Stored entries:
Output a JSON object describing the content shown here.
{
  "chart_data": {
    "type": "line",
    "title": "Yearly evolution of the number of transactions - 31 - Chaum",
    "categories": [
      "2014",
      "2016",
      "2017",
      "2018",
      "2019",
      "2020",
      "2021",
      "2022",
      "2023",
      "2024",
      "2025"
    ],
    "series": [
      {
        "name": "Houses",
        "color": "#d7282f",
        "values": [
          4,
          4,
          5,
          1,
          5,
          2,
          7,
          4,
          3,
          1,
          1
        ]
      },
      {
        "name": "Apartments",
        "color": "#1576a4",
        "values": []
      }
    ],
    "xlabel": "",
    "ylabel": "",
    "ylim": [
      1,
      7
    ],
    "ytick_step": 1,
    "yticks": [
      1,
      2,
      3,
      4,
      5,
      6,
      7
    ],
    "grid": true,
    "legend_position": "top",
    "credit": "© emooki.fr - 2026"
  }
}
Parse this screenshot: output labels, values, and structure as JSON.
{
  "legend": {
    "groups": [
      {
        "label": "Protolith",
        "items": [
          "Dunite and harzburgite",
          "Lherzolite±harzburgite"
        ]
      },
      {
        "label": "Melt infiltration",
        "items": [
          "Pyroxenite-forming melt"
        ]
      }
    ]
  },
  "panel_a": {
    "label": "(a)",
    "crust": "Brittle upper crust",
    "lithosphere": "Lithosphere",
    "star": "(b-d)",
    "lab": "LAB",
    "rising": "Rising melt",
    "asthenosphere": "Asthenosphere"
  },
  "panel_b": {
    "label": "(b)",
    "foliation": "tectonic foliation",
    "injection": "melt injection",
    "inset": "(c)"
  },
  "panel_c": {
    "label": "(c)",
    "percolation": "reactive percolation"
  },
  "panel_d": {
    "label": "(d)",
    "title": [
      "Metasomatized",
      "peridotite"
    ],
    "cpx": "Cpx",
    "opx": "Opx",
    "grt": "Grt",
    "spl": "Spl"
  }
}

* * *

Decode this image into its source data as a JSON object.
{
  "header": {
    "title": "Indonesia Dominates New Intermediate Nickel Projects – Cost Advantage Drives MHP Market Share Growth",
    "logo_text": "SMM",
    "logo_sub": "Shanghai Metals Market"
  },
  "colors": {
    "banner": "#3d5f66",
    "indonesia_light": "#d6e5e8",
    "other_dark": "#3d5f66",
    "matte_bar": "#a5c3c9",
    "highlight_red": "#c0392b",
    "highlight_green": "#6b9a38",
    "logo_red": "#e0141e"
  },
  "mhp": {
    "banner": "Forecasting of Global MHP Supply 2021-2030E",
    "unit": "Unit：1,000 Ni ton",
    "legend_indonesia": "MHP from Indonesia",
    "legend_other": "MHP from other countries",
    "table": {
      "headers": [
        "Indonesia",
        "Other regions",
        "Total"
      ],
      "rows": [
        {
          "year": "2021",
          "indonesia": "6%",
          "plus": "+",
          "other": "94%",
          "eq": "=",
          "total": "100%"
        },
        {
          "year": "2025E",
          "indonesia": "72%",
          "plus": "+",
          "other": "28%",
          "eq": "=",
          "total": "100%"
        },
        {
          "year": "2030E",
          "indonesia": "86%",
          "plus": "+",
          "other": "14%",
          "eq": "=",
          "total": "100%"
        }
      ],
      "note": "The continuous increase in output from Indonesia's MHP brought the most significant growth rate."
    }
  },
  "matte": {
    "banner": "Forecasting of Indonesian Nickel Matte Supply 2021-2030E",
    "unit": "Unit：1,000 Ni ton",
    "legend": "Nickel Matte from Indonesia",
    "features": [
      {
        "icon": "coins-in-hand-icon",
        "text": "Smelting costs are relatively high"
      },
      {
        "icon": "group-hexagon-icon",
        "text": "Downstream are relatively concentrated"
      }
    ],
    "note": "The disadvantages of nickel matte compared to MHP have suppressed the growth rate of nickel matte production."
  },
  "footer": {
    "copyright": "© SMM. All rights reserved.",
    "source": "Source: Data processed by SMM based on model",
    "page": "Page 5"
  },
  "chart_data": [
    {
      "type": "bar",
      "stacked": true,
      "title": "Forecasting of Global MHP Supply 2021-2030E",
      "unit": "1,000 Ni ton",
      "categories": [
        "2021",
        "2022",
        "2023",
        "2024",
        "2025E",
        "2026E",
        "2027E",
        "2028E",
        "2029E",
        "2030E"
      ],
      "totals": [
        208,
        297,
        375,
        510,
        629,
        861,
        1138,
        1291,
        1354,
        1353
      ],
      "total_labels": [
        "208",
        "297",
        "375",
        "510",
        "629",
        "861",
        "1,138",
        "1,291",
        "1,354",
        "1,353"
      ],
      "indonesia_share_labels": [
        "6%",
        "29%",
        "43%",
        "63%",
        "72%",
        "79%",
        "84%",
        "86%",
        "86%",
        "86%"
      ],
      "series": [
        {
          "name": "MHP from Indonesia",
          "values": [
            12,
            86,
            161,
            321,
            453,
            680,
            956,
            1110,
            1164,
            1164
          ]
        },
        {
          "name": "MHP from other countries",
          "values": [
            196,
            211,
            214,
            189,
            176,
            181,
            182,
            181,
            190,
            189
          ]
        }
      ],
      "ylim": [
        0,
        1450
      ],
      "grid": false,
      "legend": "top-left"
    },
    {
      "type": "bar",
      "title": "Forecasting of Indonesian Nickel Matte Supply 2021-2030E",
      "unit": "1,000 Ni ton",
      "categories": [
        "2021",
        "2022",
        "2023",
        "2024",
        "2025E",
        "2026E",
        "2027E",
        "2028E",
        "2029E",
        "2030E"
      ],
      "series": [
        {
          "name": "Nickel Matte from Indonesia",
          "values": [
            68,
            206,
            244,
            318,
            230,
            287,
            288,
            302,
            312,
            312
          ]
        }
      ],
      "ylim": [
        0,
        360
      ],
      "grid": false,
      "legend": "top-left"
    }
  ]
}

__GOAL__.
Pull every line holding "name" out of the records.

__IN RESPONSE__.
        "name": "Houses",
        "name": "Apartments",
          "name": "MHP from Indonesia",
          "name": "MHP from other countries",
          "name": "Nickel Matte from Indonesia",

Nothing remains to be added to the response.